■ Goal ■
Return each line of the data below verbatim; pictures are to be left out.

Dataset items:

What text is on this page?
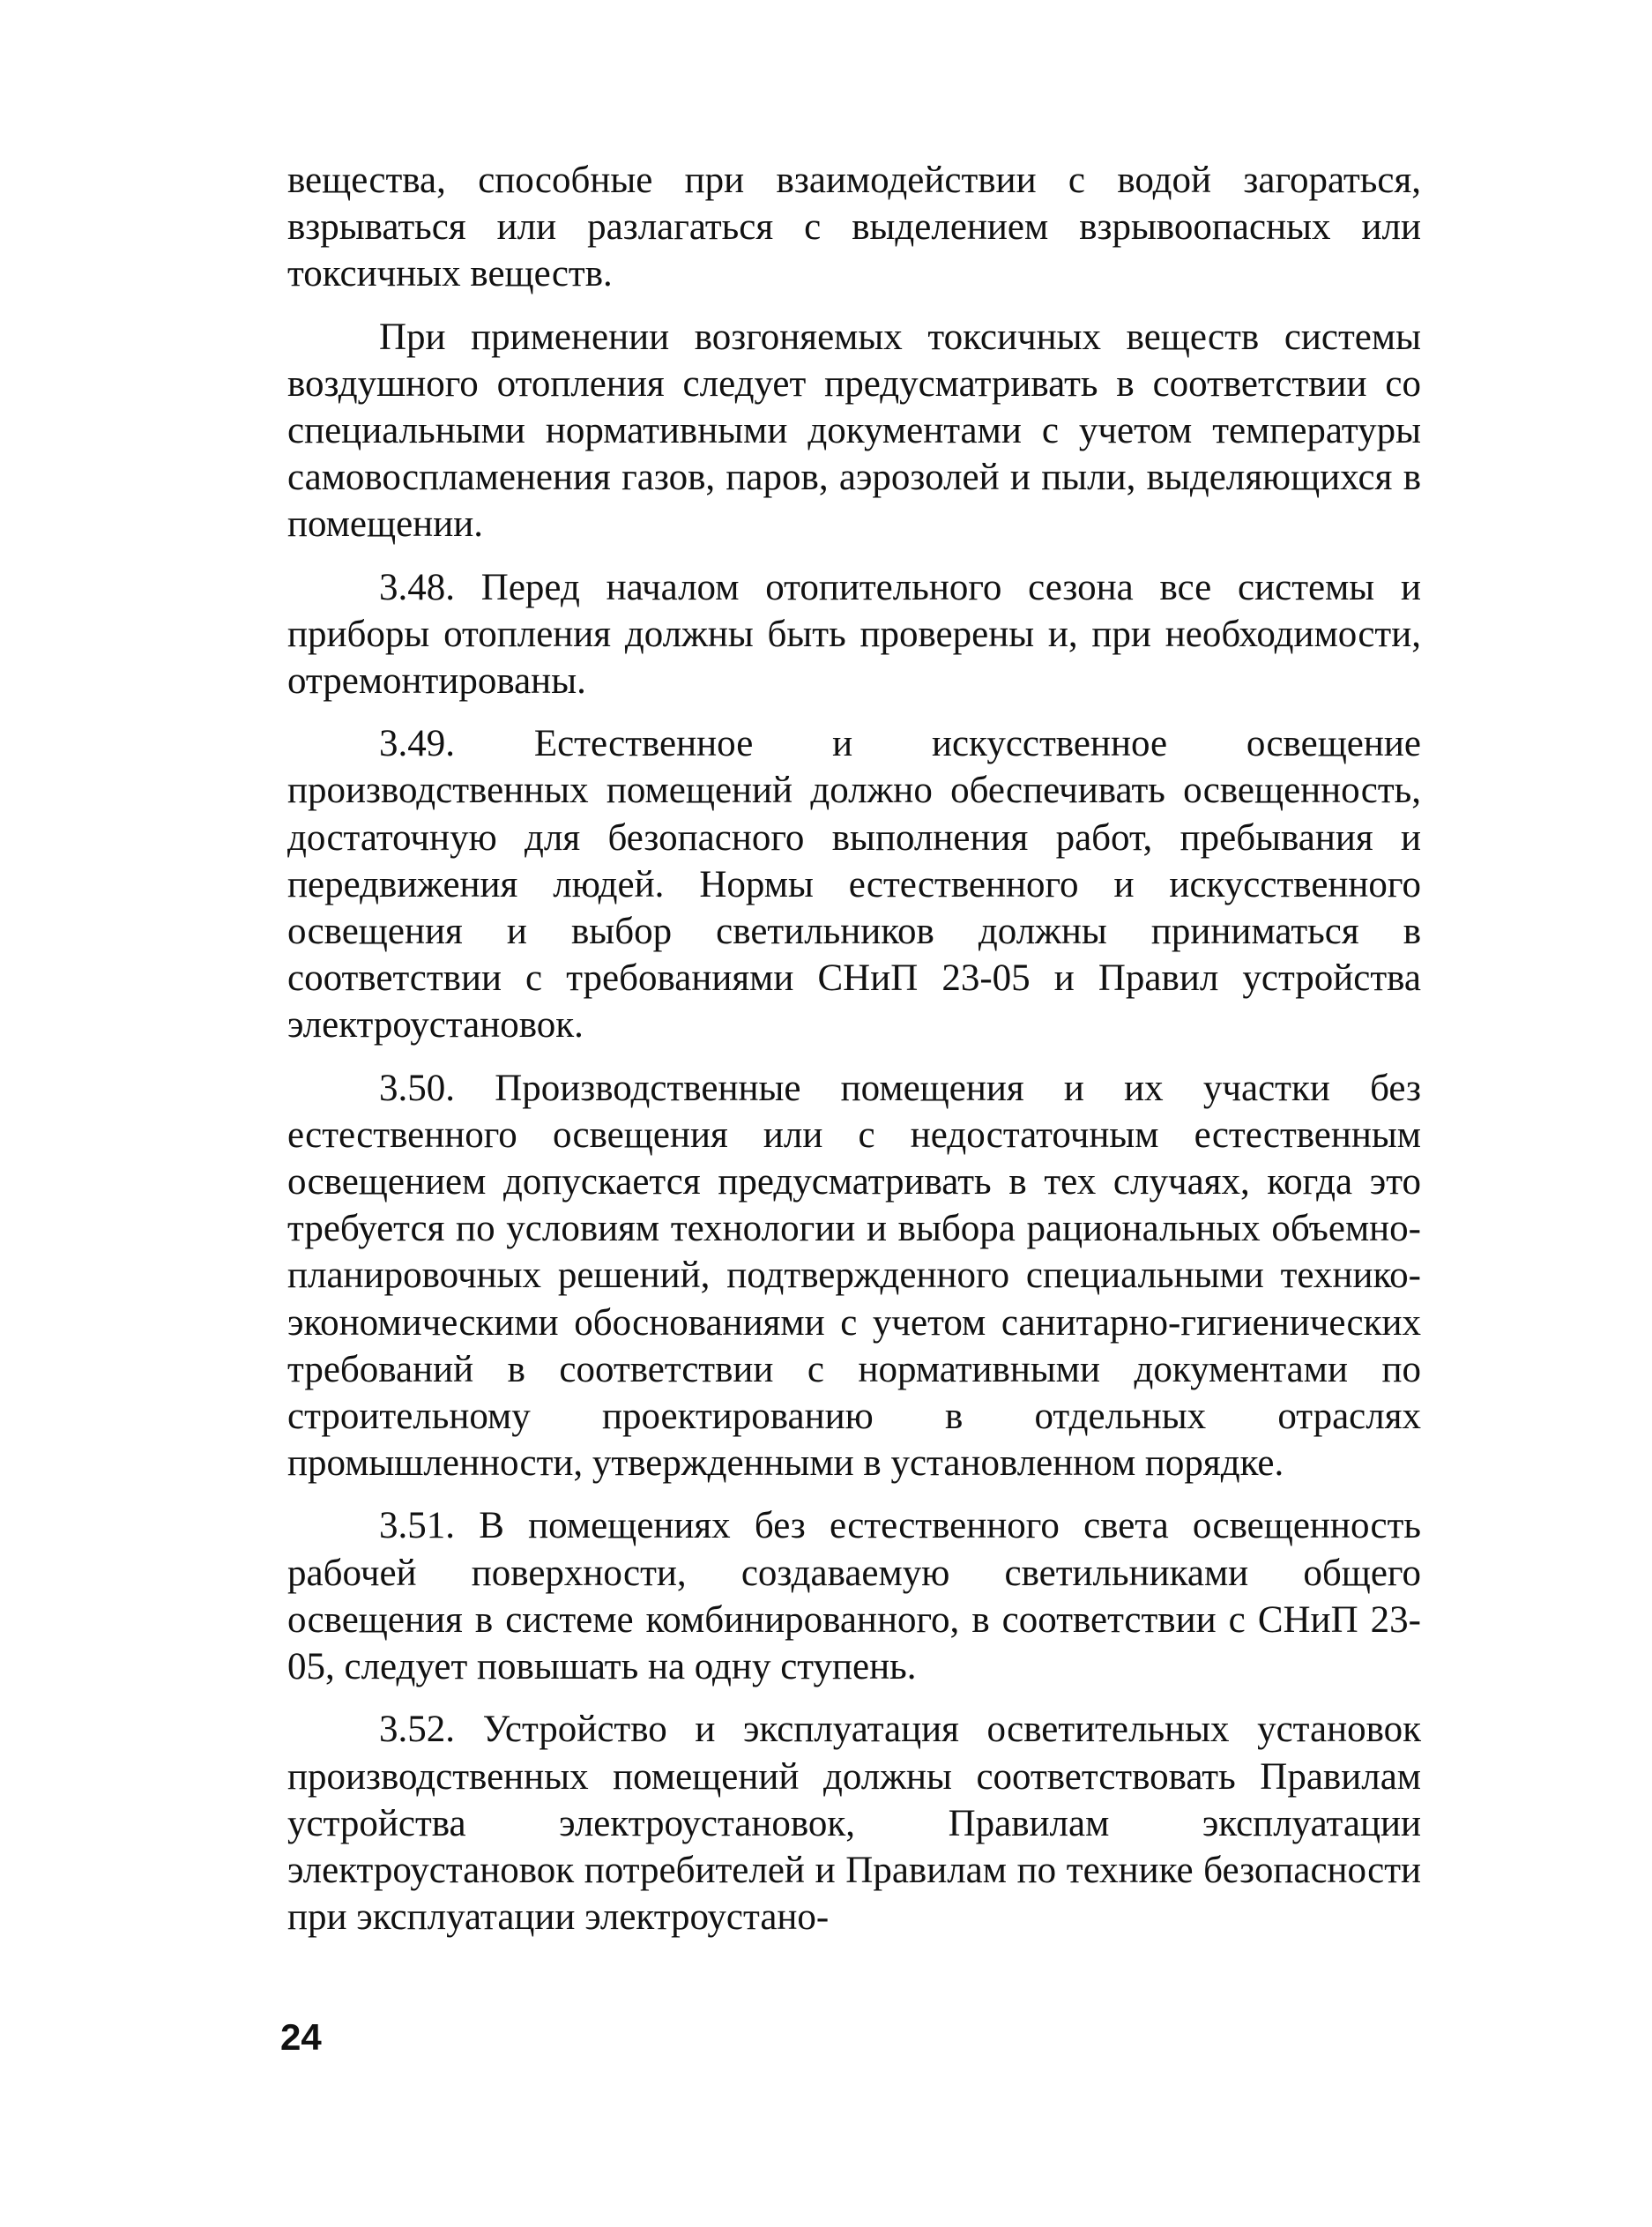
вещества, способные при взаимодействии с водой загораться, взрываться или разлагаться с выделением взрывоопасных или токсичных веществ.

При применении возгоняемых токсичных веществ системы воздушного отопления следует предусматривать в соответствии со специальными нормативными документами с учетом температуры самовоспламенения газов, паров, аэрозолей и пыли, выделяющихся в помещении.

3.48. Перед началом отопительного сезона все системы и приборы отопления должны быть проверены и, при необходимости, отремонтированы.

3.49. Естественное и искусственное освещение производственных помещений должно обеспечивать освещенность, достаточную для безопасного выполнения работ, пребывания и передвижения людей. Нормы естественного и искусственного освещения и выбор светильников должны приниматься в соответствии с требованиями СНиП 23-05 и Правил устройства электроустановок.

3.50. Производственные помещения и их участки без естественного освещения или с недостаточным естественным освещением допускается предусматривать в тех случаях, когда это требуется по условиям технологии и выбора рациональных объемно-планировочных решений, подтвержденного специальными технико-экономическими обоснованиями с учетом санитарно-гигиенических требований в соответствии с нормативными документами по строительному проектированию в отдельных отраслях промышленности, утвержденными в установленном порядке.

3.51. В помещениях без естественного света освещенность рабочей поверхности, создаваемую светильниками общего освещения в системе комбинированного, в соответствии с СНиП 23-05, следует повышать на одну ступень.

3.52. Устройство и эксплуатация осветительных установок производственных помещений должны соответствовать Правилам устройства электроустановок, Правилам эксплуатации электроустановок потребителей и Правилам по технике безопасности при эксплуатации электроустано-

24
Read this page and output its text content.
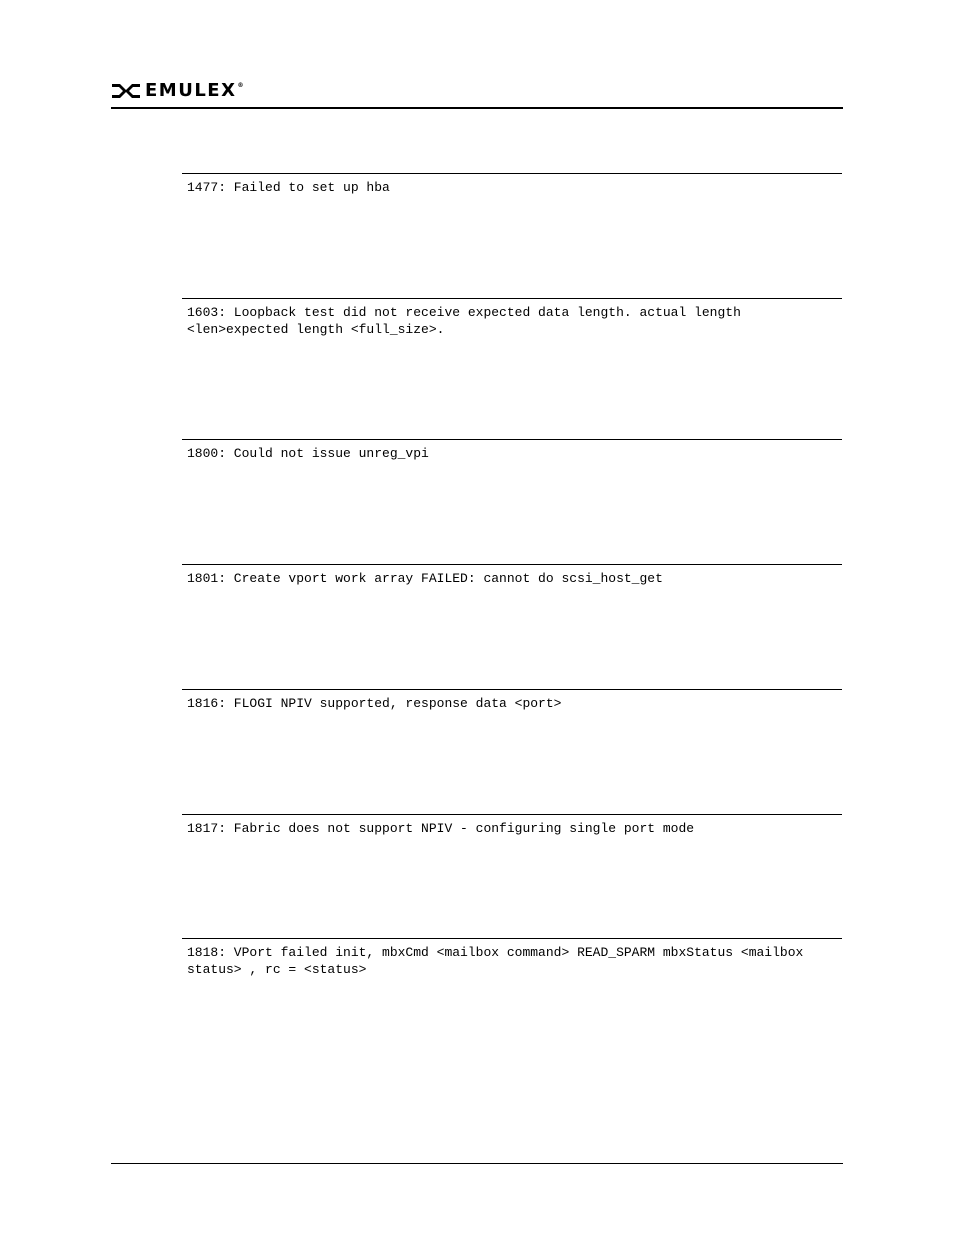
EMULEX®

1477: Failed to set up hba

1603: Loopback test did not receive expected data length. actual length <len>expected length <full_size>.

1800: Could not issue unreg_vpi

1801: Create vport work array FAILED: cannot do scsi_host_get

1816: FLOGI NPIV supported, response data <port>

1817: Fabric does not support NPIV - configuring single port mode

1818: VPort failed init, mbxCmd <mailbox command> READ_SPARM mbxStatus <mailbox status> , rc = <status>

■ The reply ■
What text is on this page?
вещества, способные при взаимодействии с водой загораться, взрываться или разлагаться с выделением взрывоопасных или токсичных веществ.

При применении возгоняемых токсичных веществ системы воздушного отопления следует предусматривать в соответствии со специальными нормативными документами с учетом температуры самовоспламенения газов, паров, аэрозолей и пыли, выделяющихся в помещении.

3.48. Перед началом отопительного сезона все системы и приборы отопления должны быть проверены и, при необходимости, отремонтированы.

3.49. Естественное и искусственное освещение производственных помещений должно обеспечивать освещенность, достаточную для безопасного выполнения работ, пребывания и передвижения людей. Нормы естественного и искусственного освещения и выбор светильников должны приниматься в соответствии с требованиями СНиП 23-05 и Правил устройства электроустановок.

3.50. Производственные помещения и их участки без естественного освещения или с недостаточным естественным освещением допускается предусматривать в тех случаях, когда это требуется по условиям технологии и выбора рациональных объемно-планировочных решений, подтвержденного специальными технико-экономическими обоснованиями с учетом санитарно-гигиенических требований в соответствии с нормативными документами по строительному проектированию в отдельных отраслях промышленности, утвержденными в установленном порядке.

3.51. В помещениях без естественного света освещенность рабочей поверхности, создаваемую светильниками общего освещения в системе комбинированного, в соответствии с СНиП 23-05, следует повышать на одну ступень.

3.52. Устройство и эксплуатация осветительных установок производственных помещений должны соответствовать Правилам устройства электроустановок, Правилам эксплуатации электроустановок потребителей и Правилам по технике безопасности при эксплуатации электроустано-

24
Read this page and output its text content.
EMULEX®

1477: Failed to set up hba

1603: Loopback test did not receive expected data length. actual length <len>expected length <full_size>.

1800: Could not issue unreg_vpi

1801: Create vport work array FAILED: cannot do scsi_host_get

1816: FLOGI NPIV supported, response data <port>

1817: Fabric does not support NPIV - configuring single port mode

1818: VPort failed init, mbxCmd <mailbox command> READ_SPARM mbxStatus <mailbox status> , rc = <status>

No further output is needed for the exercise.